::: Extracted data

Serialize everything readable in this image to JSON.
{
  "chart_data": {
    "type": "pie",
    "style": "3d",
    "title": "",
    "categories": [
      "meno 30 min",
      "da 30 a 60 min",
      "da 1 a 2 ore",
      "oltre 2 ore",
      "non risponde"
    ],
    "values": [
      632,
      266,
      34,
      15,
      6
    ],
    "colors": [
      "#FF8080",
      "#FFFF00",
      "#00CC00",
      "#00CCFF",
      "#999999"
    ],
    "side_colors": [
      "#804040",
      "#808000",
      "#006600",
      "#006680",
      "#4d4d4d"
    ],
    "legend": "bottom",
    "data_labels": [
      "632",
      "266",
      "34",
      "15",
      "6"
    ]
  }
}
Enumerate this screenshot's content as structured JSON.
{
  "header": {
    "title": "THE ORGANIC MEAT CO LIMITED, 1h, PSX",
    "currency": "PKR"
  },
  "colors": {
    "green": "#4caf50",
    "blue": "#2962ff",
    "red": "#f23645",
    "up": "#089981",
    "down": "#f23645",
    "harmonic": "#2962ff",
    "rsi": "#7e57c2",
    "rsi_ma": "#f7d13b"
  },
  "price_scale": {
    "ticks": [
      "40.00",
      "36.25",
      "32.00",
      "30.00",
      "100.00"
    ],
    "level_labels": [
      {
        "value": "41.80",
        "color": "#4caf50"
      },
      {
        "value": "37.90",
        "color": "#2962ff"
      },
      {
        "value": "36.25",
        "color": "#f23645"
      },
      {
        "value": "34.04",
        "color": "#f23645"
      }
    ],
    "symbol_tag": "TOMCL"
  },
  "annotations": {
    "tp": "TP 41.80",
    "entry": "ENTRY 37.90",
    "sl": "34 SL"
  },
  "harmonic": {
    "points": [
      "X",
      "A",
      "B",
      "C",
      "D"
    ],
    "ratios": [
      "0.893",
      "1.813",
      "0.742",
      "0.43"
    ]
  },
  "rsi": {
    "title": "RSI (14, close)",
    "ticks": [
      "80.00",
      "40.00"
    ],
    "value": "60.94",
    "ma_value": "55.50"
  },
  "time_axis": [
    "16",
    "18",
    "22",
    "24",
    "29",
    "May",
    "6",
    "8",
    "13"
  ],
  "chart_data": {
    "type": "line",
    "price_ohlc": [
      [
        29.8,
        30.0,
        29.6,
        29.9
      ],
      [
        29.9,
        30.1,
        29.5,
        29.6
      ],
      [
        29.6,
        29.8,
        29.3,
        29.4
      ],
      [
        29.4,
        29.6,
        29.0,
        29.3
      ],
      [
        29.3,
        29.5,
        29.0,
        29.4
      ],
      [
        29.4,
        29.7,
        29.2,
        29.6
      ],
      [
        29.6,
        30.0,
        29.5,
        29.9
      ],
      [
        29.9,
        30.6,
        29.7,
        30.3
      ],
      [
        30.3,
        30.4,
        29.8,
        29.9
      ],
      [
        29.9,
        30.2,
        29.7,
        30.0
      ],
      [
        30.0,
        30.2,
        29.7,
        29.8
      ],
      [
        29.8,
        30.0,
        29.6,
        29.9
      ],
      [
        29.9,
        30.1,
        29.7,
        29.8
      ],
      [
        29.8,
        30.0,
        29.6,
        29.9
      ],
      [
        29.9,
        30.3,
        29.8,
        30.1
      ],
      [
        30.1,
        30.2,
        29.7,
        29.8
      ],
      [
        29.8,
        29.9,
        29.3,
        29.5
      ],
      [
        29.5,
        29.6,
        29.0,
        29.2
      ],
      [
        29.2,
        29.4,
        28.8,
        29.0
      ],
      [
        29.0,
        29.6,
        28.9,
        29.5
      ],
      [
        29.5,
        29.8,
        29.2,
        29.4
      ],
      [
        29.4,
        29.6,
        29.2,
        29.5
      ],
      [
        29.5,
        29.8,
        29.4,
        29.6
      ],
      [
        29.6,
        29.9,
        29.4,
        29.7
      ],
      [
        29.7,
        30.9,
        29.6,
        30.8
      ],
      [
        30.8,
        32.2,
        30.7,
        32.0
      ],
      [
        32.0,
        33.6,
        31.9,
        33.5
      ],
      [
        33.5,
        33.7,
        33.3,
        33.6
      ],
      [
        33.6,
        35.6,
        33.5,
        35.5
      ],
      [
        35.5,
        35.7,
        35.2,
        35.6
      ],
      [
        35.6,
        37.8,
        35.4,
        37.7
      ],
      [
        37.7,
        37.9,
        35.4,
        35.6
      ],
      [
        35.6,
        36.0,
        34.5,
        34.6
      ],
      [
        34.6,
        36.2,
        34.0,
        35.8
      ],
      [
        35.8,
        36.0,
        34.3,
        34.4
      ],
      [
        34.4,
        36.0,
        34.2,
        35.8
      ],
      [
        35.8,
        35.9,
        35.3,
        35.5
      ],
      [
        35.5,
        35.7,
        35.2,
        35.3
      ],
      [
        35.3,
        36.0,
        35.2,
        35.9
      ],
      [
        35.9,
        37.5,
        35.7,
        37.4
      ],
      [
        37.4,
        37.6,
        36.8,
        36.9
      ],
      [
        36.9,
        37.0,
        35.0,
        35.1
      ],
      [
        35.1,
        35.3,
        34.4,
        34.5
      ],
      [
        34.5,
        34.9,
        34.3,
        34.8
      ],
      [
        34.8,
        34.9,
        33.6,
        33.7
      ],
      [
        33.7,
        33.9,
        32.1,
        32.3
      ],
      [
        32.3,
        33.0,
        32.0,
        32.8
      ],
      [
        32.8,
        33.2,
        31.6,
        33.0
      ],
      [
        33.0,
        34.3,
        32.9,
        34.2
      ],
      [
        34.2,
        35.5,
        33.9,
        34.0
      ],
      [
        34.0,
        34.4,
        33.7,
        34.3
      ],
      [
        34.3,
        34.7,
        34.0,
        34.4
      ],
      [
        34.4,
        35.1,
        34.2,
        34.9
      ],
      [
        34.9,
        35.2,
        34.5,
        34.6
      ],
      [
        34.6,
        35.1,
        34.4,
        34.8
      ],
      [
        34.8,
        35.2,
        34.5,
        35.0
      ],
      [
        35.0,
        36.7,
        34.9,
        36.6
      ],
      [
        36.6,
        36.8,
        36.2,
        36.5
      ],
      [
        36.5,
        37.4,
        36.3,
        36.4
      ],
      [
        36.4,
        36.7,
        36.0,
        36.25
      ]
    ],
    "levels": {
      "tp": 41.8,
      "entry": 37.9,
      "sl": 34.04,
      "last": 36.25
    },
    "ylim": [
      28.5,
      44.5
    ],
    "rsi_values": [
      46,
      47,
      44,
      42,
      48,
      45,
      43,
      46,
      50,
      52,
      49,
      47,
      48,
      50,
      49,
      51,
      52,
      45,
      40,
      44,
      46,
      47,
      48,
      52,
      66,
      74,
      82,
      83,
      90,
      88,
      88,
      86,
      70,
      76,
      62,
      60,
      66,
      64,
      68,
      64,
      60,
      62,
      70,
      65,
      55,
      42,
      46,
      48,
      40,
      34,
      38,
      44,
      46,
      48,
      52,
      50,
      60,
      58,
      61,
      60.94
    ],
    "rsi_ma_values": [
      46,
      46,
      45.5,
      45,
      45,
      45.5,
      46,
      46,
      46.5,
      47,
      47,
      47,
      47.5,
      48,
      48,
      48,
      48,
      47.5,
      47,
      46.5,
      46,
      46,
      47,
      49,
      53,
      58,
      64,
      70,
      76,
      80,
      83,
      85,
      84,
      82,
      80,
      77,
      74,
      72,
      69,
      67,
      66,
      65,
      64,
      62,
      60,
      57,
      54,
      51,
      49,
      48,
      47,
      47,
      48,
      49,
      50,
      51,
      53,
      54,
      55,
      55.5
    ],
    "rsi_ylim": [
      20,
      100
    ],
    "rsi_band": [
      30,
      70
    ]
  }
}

::::::

Would you write down every record again, exactly?

• Answer to the task:
Serialize everything readable in this image to JSON.
{
  "chart_data": {
    "type": "pie",
    "style": "3d",
    "title": "",
    "categories": [
      "meno 30 min",
      "da 30 a 60 min",
      "da 1 a 2 ore",
      "oltre 2 ore",
      "non risponde"
    ],
    "values": [
      632,
      266,
      34,
      15,
      6
    ],
    "colors": [
      "#FF8080",
      "#FFFF00",
      "#00CC00",
      "#00CCFF",
      "#999999"
    ],
    "side_colors": [
      "#804040",
      "#808000",
      "#006600",
      "#006680",
      "#4d4d4d"
    ],
    "legend": "bottom",
    "data_labels": [
      "632",
      "266",
      "34",
      "15",
      "6"
    ]
  }
}
Enumerate this screenshot's content as structured JSON.
{
  "header": {
    "title": "THE ORGANIC MEAT CO LIMITED, 1h, PSX",
    "currency": "PKR"
  },
  "colors": {
    "green": "#4caf50",
    "blue": "#2962ff",
    "red": "#f23645",
    "up": "#089981",
    "down": "#f23645",
    "harmonic": "#2962ff",
    "rsi": "#7e57c2",
    "rsi_ma": "#f7d13b"
  },
  "price_scale": {
    "ticks": [
      "40.00",
      "36.25",
      "32.00",
      "30.00",
      "100.00"
    ],
    "level_labels": [
      {
        "value": "41.80",
        "color": "#4caf50"
      },
      {
        "value": "37.90",
        "color": "#2962ff"
      },
      {
        "value": "36.25",
        "color": "#f23645"
      },
      {
        "value": "34.04",
        "color": "#f23645"
      }
    ],
    "symbol_tag": "TOMCL"
  },
  "annotations": {
    "tp": "TP 41.80",
    "entry": "ENTRY 37.90",
    "sl": "34 SL"
  },
  "harmonic": {
    "points": [
      "X",
      "A",
      "B",
      "C",
      "D"
    ],
    "ratios": [
      "0.893",
      "1.813",
      "0.742",
      "0.43"
    ]
  },
  "rsi": {
    "title": "RSI (14, close)",
    "ticks": [
      "80.00",
      "40.00"
    ],
    "value": "60.94",
    "ma_value": "55.50"
  },
  "time_axis": [
    "16",
    "18",
    "22",
    "24",
    "29",
    "May",
    "6",
    "8",
    "13"
  ],
  "chart_data": {
    "type": "line",
    "price_ohlc": [
      [
        29.8,
        30.0,
        29.6,
        29.9
      ],
      [
        29.9,
        30.1,
        29.5,
        29.6
      ],
      [
        29.6,
        29.8,
        29.3,
        29.4
      ],
      [
        29.4,
        29.6,
        29.0,
        29.3
      ],
      [
        29.3,
        29.5,
        29.0,
        29.4
      ],
      [
        29.4,
        29.7,
        29.2,
        29.6
      ],
      [
        29.6,
        30.0,
        29.5,
        29.9
      ],
      [
        29.9,
        30.6,
        29.7,
        30.3
      ],
      [
        30.3,
        30.4,
        29.8,
        29.9
      ],
      [
        29.9,
        30.2,
        29.7,
        30.0
      ],
      [
        30.0,
        30.2,
        29.7,
        29.8
      ],
      [
        29.8,
        30.0,
        29.6,
        29.9
      ],
      [
        29.9,
        30.1,
        29.7,
        29.8
      ],
      [
        29.8,
        30.0,
        29.6,
        29.9
      ],
      [
        29.9,
        30.3,
        29.8,
        30.1
      ],
      [
        30.1,
        30.2,
        29.7,
        29.8
      ],
      [
        29.8,
        29.9,
        29.3,
        29.5
      ],
      [
        29.5,
        29.6,
        29.0,
        29.2
      ],
      [
        29.2,
        29.4,
        28.8,
        29.0
      ],
      [
        29.0,
        29.6,
        28.9,
        29.5
      ],
      [
        29.5,
        29.8,
        29.2,
        29.4
      ],
      [
        29.4,
        29.6,
        29.2,
        29.5
      ],
      [
        29.5,
        29.8,
        29.4,
        29.6
      ],
      [
        29.6,
        29.9,
        29.4,
        29.7
      ],
      [
        29.7,
        30.9,
        29.6,
        30.8
      ],
      [
        30.8,
        32.2,
        30.7,
        32.0
      ],
      [
        32.0,
        33.6,
        31.9,
        33.5
      ],
      [
        33.5,
        33.7,
        33.3,
        33.6
      ],
      [
        33.6,
        35.6,
        33.5,
        35.5
      ],
      [
        35.5,
        35.7,
        35.2,
        35.6
      ],
      [
        35.6,
        37.8,
        35.4,
        37.7
      ],
      [
        37.7,
        37.9,
        35.4,
        35.6
      ],
      [
        35.6,
        36.0,
        34.5,
        34.6
      ],
      [
        34.6,
        36.2,
        34.0,
        35.8
      ],
      [
        35.8,
        36.0,
        34.3,
        34.4
      ],
      [
        34.4,
        36.0,
        34.2,
        35.8
      ],
      [
        35.8,
        35.9,
        35.3,
        35.5
      ],
      [
        35.5,
        35.7,
        35.2,
        35.3
      ],
      [
        35.3,
        36.0,
        35.2,
        35.9
      ],
      [
        35.9,
        37.5,
        35.7,
        37.4
      ],
      [
        37.4,
        37.6,
        36.8,
        36.9
      ],
      [
        36.9,
        37.0,
        35.0,
        35.1
      ],
      [
        35.1,
        35.3,
        34.4,
        34.5
      ],
      [
        34.5,
        34.9,
        34.3,
        34.8
      ],
      [
        34.8,
        34.9,
        33.6,
        33.7
      ],
      [
        33.7,
        33.9,
        32.1,
        32.3
      ],
      [
        32.3,
        33.0,
        32.0,
        32.8
      ],
      [
        32.8,
        33.2,
        31.6,
        33.0
      ],
      [
        33.0,
        34.3,
        32.9,
        34.2
      ],
      [
        34.2,
        35.5,
        33.9,
        34.0
      ],
      [
        34.0,
        34.4,
        33.7,
        34.3
      ],
      [
        34.3,
        34.7,
        34.0,
        34.4
      ],
      [
        34.4,
        35.1,
        34.2,
        34.9
      ],
      [
        34.9,
        35.2,
        34.5,
        34.6
      ],
      [
        34.6,
        35.1,
        34.4,
        34.8
      ],
      [
        34.8,
        35.2,
        34.5,
        35.0
      ],
      [
        35.0,
        36.7,
        34.9,
        36.6
      ],
      [
        36.6,
        36.8,
        36.2,
        36.5
      ],
      [
        36.5,
        37.4,
        36.3,
        36.4
      ],
      [
        36.4,
        36.7,
        36.0,
        36.25
      ]
    ],
    "levels": {
      "tp": 41.8,
      "entry": 37.9,
      "sl": 34.04,
      "last": 36.25
    },
    "ylim": [
      28.5,
      44.5
    ],
    "rsi_values": [
      46,
      47,
      44,
      42,
      48,
      45,
      43,
      46,
      50,
      52,
      49,
      47,
      48,
      50,
      49,
      51,
      52,
      45,
      40,
      44,
      46,
      47,
      48,
      52,
      66,
      74,
      82,
      83,
      90,
      88,
      88,
      86,
      70,
      76,
      62,
      60,
      66,
      64,
      68,
      64,
      60,
      62,
      70,
      65,
      55,
      42,
      46,
      48,
      40,
      34,
      38,
      44,
      46,
      48,
      52,
      50,
      60,
      58,
      61,
      60.94
    ],
    "rsi_ma_values": [
      46,
      46,
      45.5,
      45,
      45,
      45.5,
      46,
      46,
      46.5,
      47,
      47,
      47,
      47.5,
      48,
      48,
      48,
      48,
      47.5,
      47,
      46.5,
      46,
      46,
      47,
      49,
      53,
      58,
      64,
      70,
      76,
      80,
      83,
      85,
      84,
      82,
      80,
      77,
      74,
      72,
      69,
      67,
      66,
      65,
      64,
      62,
      60,
      57,
      54,
      51,
      49,
      48,
      47,
      47,
      48,
      49,
      50,
      51,
      53,
      54,
      55,
      55.5
    ],
    "rsi_ylim": [
      20,
      100
    ],
    "rsi_band": [
      30,
      70
    ]
  }
}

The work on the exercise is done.